Data items
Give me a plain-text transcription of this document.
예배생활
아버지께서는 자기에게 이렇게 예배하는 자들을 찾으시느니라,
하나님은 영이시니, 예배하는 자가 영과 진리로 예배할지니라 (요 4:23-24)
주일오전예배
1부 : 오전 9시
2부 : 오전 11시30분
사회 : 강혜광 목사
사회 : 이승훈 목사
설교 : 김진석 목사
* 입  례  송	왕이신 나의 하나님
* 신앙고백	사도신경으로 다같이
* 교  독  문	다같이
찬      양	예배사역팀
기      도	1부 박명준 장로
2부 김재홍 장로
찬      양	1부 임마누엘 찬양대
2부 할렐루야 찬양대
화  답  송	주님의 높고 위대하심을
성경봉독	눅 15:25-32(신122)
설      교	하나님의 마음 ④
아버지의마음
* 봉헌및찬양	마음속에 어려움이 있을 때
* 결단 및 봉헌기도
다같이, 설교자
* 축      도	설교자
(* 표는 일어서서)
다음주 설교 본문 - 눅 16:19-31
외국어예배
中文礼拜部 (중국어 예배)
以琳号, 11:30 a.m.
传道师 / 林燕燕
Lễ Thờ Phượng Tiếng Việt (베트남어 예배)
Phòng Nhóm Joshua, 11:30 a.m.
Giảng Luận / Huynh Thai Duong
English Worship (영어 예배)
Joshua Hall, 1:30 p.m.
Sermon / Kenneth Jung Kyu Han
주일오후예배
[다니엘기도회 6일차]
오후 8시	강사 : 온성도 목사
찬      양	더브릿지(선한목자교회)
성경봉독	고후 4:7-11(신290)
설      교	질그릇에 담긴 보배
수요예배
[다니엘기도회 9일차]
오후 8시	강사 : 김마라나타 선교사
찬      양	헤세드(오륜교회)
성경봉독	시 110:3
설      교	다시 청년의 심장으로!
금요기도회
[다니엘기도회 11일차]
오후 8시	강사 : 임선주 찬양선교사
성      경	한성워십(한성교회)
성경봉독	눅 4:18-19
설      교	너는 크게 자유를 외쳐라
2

* Task objective
List all lines where "예배하는" occurs.

* Solution to this task
아버지께서는 자기에게 이렇게 예배하는 자들을 찾으시느니라,
하나님은 영이시니, 예배하는 자가 영과 진리로 예배할지니라 (요 4:23-24)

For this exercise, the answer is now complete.